Stored items from a collection:

····················

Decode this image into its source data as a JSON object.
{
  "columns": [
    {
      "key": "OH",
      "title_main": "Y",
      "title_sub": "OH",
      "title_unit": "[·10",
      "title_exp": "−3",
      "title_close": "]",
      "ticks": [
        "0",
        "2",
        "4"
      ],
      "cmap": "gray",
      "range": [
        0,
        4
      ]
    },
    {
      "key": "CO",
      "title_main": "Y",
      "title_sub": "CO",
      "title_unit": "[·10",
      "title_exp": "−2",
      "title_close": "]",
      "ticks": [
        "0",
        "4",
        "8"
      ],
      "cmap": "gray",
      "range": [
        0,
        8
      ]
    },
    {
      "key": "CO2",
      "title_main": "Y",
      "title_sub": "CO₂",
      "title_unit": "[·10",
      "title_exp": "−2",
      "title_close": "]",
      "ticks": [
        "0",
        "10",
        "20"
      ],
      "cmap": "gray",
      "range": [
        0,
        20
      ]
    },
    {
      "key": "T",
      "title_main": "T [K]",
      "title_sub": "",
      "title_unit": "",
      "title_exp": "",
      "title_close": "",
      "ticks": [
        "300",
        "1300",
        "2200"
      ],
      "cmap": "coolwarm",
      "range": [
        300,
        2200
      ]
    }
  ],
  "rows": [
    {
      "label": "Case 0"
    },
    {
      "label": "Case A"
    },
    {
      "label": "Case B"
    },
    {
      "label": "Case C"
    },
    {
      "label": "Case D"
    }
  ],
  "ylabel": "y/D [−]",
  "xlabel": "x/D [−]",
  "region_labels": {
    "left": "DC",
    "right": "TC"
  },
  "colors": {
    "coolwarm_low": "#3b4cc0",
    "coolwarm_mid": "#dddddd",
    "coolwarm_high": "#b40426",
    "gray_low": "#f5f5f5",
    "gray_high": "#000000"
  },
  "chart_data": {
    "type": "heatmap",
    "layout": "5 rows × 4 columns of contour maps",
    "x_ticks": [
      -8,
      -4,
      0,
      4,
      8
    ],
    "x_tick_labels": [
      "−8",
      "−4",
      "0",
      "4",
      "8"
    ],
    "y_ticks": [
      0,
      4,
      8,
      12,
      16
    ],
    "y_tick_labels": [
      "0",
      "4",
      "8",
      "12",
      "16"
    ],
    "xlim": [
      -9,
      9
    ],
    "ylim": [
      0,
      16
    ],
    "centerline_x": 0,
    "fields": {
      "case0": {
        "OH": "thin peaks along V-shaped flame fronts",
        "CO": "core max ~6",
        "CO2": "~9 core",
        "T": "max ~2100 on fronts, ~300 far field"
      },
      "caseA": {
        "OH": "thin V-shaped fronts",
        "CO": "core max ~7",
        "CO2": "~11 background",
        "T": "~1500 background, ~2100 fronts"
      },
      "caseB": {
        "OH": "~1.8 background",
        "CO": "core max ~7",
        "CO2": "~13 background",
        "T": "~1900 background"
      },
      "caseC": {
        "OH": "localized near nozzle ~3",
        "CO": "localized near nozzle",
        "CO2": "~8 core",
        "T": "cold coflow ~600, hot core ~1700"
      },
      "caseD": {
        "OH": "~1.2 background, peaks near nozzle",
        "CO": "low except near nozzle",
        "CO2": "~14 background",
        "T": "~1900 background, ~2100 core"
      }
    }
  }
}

····················

TASK: Note each line of the entries that has "thin" in it, and copy those lines.

ANSWER FOR THE TASK:
        "OH": "thin peaks along V-shaped flame fronts",
        "OH": "thin V-shaped fronts",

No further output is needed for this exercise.